### What is needed
Return the line containing "What does this" and all lines after it exactly; stop at the end of the material.
-------------------------
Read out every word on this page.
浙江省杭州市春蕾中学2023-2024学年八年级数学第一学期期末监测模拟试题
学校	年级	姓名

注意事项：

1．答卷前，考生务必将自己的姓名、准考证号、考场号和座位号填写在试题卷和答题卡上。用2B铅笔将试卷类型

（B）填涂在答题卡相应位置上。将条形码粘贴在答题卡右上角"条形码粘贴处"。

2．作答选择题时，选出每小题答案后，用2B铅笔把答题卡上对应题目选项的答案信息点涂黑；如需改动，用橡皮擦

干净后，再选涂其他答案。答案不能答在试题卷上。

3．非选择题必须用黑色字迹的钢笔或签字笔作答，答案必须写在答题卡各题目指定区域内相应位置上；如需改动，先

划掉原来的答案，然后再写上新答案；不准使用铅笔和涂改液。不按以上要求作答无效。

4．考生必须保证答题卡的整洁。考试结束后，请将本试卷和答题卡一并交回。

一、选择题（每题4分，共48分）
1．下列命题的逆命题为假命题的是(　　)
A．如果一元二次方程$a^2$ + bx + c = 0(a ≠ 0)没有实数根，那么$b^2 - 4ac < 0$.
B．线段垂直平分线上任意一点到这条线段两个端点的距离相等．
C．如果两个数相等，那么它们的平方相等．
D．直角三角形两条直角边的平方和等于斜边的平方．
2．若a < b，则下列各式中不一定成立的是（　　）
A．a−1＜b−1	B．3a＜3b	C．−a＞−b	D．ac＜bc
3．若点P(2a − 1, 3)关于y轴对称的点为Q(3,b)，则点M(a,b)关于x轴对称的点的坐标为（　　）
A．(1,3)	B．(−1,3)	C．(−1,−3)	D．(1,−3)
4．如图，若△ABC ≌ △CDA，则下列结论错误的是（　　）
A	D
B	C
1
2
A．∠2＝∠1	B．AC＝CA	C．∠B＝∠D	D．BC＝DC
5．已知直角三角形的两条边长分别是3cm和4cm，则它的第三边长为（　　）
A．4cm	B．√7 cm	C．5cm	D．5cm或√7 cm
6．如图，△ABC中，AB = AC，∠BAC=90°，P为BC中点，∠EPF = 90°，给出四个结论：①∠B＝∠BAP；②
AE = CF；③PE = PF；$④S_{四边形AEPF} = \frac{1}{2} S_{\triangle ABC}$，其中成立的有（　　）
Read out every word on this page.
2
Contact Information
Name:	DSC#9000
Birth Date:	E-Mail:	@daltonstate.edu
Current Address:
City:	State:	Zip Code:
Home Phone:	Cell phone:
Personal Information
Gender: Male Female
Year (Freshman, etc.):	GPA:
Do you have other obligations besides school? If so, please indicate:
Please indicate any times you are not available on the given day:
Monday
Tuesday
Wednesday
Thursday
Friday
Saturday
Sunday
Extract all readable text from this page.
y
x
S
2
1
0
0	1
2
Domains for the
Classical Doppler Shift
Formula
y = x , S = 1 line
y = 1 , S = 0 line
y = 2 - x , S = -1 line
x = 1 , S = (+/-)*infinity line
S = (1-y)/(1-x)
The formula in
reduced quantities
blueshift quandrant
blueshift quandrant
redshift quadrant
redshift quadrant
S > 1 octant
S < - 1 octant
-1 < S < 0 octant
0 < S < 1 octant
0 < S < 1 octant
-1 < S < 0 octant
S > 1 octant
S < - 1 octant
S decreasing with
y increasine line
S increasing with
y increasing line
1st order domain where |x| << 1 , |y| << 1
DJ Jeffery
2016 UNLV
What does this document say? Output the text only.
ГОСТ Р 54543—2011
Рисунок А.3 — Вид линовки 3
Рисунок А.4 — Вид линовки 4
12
-------------------------
### Correct output
What does this document say? Output the text only.
ГОСТ Р 54543—2011
Рисунок А.3 — Вид линовки 3
Рисунок А.4 — Вид линовки 4
12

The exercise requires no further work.